* [What is expected]: Update the data below by changing every "bleed-through-mark" to "show-through-mark" and leaving everything else unchanged, and omit the pictures from your answer.

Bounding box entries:
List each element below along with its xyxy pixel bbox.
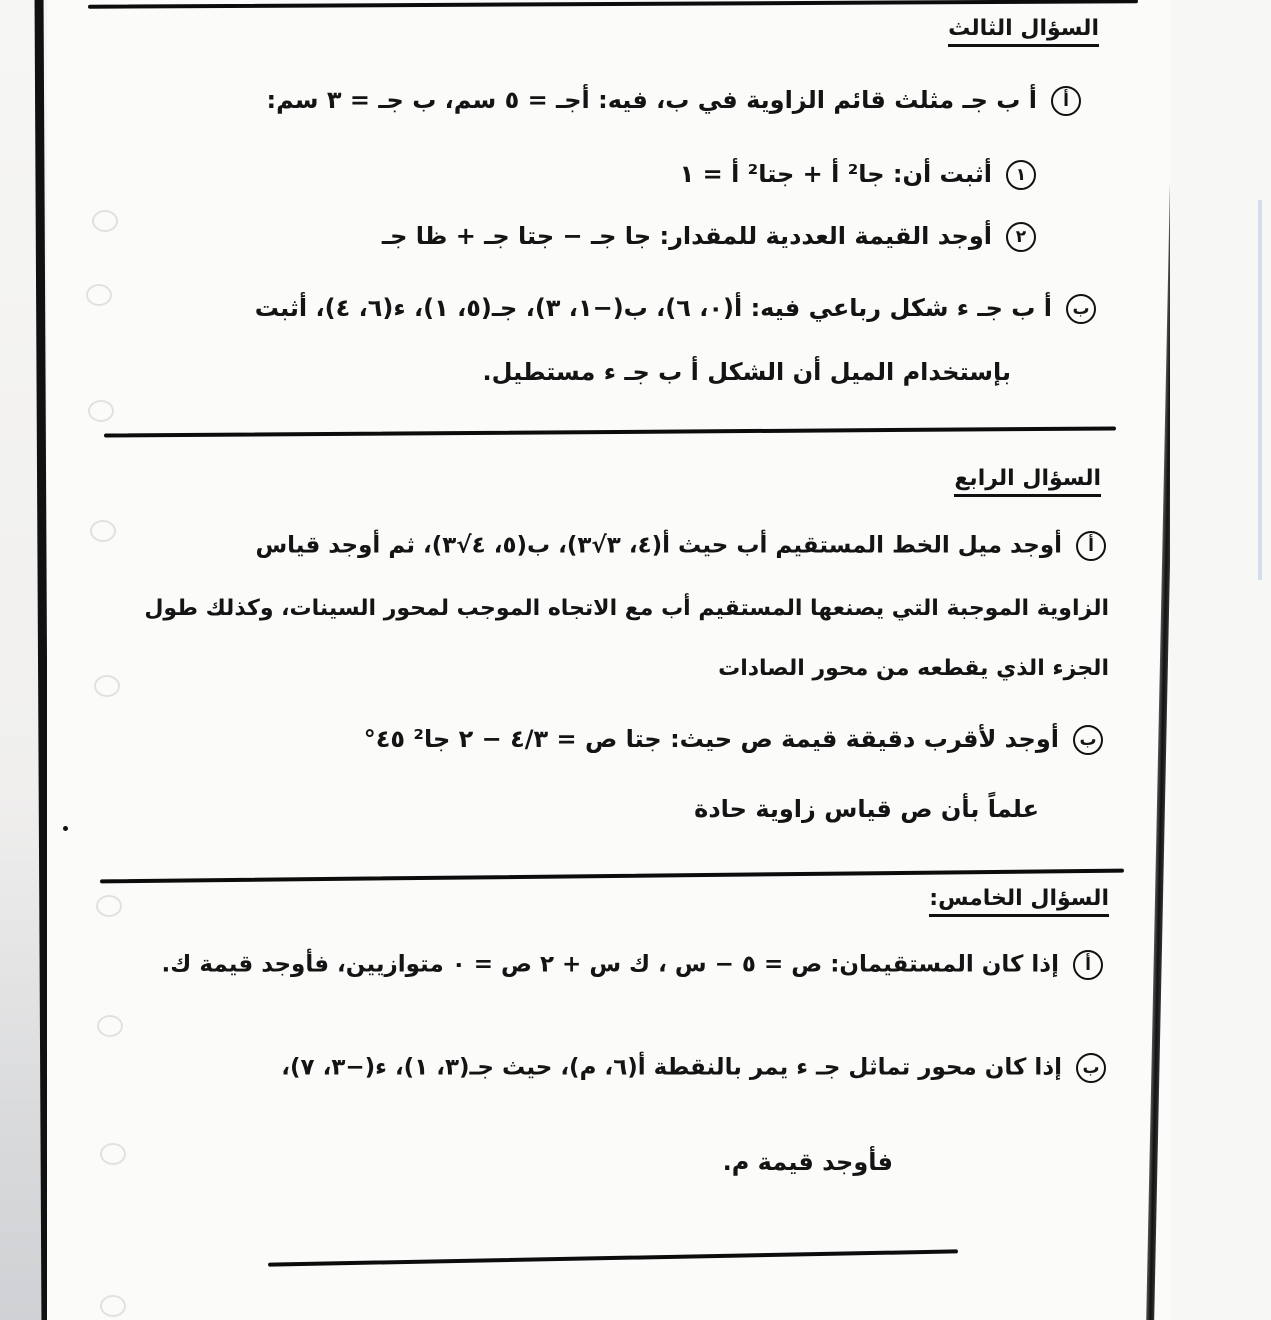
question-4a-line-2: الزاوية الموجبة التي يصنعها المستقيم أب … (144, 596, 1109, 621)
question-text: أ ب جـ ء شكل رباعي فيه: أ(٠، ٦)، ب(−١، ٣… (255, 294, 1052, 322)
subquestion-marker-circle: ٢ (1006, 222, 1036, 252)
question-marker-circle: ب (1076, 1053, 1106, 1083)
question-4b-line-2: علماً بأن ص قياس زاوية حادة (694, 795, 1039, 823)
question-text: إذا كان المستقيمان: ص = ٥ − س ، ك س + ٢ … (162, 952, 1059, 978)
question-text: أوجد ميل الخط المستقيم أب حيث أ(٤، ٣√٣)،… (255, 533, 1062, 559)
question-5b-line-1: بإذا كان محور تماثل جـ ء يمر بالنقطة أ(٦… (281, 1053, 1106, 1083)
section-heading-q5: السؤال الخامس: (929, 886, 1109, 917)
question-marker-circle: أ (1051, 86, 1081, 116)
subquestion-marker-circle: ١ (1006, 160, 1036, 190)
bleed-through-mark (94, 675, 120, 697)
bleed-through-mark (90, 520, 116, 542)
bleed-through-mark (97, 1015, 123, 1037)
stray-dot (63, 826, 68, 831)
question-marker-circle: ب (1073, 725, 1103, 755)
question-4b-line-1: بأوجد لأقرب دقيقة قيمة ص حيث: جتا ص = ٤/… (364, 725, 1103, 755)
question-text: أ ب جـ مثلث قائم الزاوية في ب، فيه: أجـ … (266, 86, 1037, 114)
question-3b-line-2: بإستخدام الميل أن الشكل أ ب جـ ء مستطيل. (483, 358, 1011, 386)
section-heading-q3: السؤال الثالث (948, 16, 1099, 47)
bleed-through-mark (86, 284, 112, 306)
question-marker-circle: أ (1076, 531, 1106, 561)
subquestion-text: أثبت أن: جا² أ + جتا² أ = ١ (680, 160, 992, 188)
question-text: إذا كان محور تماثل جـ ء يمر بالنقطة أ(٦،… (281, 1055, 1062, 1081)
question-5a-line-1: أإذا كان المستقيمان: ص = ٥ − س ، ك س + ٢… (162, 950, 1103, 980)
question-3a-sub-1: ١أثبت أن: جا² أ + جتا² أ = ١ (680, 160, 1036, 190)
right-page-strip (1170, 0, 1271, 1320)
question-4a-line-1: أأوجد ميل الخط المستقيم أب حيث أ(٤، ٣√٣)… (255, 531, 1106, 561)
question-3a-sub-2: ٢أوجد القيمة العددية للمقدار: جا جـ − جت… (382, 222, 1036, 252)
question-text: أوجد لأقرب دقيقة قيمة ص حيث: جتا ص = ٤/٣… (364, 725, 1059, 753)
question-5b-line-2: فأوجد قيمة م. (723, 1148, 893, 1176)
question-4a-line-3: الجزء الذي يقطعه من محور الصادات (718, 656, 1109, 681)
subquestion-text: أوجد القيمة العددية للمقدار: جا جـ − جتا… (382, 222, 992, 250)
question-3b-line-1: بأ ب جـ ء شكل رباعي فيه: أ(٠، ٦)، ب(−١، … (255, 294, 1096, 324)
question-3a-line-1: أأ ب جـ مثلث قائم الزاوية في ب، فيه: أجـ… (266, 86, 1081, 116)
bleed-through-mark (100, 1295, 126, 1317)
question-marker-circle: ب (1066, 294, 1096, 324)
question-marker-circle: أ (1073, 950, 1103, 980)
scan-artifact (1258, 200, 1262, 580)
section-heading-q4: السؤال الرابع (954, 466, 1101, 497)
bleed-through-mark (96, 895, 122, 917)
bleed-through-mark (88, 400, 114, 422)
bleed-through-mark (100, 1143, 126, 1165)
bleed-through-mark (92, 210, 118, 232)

* [Right answer]:
List each element below along with its xyxy pixel bbox.
question-4a-line-2: الزاوية الموجبة التي يصنعها المستقيم أب … (144, 596, 1109, 621)
question-text: أ ب جـ ء شكل رباعي فيه: أ(٠، ٦)، ب(−١، ٣… (255, 294, 1052, 322)
subquestion-marker-circle: ٢ (1006, 222, 1036, 252)
question-marker-circle: ب (1076, 1053, 1106, 1083)
question-4b-line-2: علماً بأن ص قياس زاوية حادة (694, 795, 1039, 823)
question-text: إذا كان المستقيمان: ص = ٥ − س ، ك س + ٢ … (162, 952, 1059, 978)
question-text: أوجد ميل الخط المستقيم أب حيث أ(٤، ٣√٣)،… (255, 533, 1062, 559)
question-5b-line-1: بإذا كان محور تماثل جـ ء يمر بالنقطة أ(٦… (281, 1053, 1106, 1083)
section-heading-q5: السؤال الخامس: (929, 886, 1109, 917)
question-marker-circle: أ (1051, 86, 1081, 116)
subquestion-marker-circle: ١ (1006, 160, 1036, 190)
show-through-mark (94, 675, 120, 697)
show-through-mark (90, 520, 116, 542)
show-through-mark (97, 1015, 123, 1037)
stray-dot (63, 826, 68, 831)
question-marker-circle: ب (1073, 725, 1103, 755)
question-4b-line-1: بأوجد لأقرب دقيقة قيمة ص حيث: جتا ص = ٤/… (364, 725, 1103, 755)
question-text: أ ب جـ مثلث قائم الزاوية في ب، فيه: أجـ … (266, 86, 1037, 114)
question-3b-line-2: بإستخدام الميل أن الشكل أ ب جـ ء مستطيل. (483, 358, 1011, 386)
section-heading-q3: السؤال الثالث (948, 16, 1099, 47)
show-through-mark (86, 284, 112, 306)
question-marker-circle: أ (1076, 531, 1106, 561)
subquestion-text: أثبت أن: جا² أ + جتا² أ = ١ (680, 160, 992, 188)
question-text: إذا كان محور تماثل جـ ء يمر بالنقطة أ(٦،… (281, 1055, 1062, 1081)
question-5a-line-1: أإذا كان المستقيمان: ص = ٥ − س ، ك س + ٢… (162, 950, 1103, 980)
question-3a-sub-1: ١أثبت أن: جا² أ + جتا² أ = ١ (680, 160, 1036, 190)
right-page-strip (1170, 0, 1271, 1320)
question-4a-line-1: أأوجد ميل الخط المستقيم أب حيث أ(٤، ٣√٣)… (255, 531, 1106, 561)
question-3a-sub-2: ٢أوجد القيمة العددية للمقدار: جا جـ − جت… (382, 222, 1036, 252)
question-text: أوجد لأقرب دقيقة قيمة ص حيث: جتا ص = ٤/٣… (364, 725, 1059, 753)
question-5b-line-2: فأوجد قيمة م. (723, 1148, 893, 1176)
question-4a-line-3: الجزء الذي يقطعه من محور الصادات (718, 656, 1109, 681)
subquestion-text: أوجد القيمة العددية للمقدار: جا جـ − جتا… (382, 222, 992, 250)
question-3b-line-1: بأ ب جـ ء شكل رباعي فيه: أ(٠، ٦)، ب(−١، … (255, 294, 1096, 324)
question-3a-line-1: أأ ب جـ مثلث قائم الزاوية في ب، فيه: أجـ… (266, 86, 1081, 116)
show-through-mark (100, 1295, 126, 1317)
question-marker-circle: ب (1066, 294, 1096, 324)
question-marker-circle: أ (1073, 950, 1103, 980)
scan-artifact (1258, 200, 1262, 580)
section-heading-q4: السؤال الرابع (954, 466, 1101, 497)
show-through-mark (96, 895, 122, 917)
show-through-mark (88, 400, 114, 422)
show-through-mark (100, 1143, 126, 1165)
show-through-mark (92, 210, 118, 232)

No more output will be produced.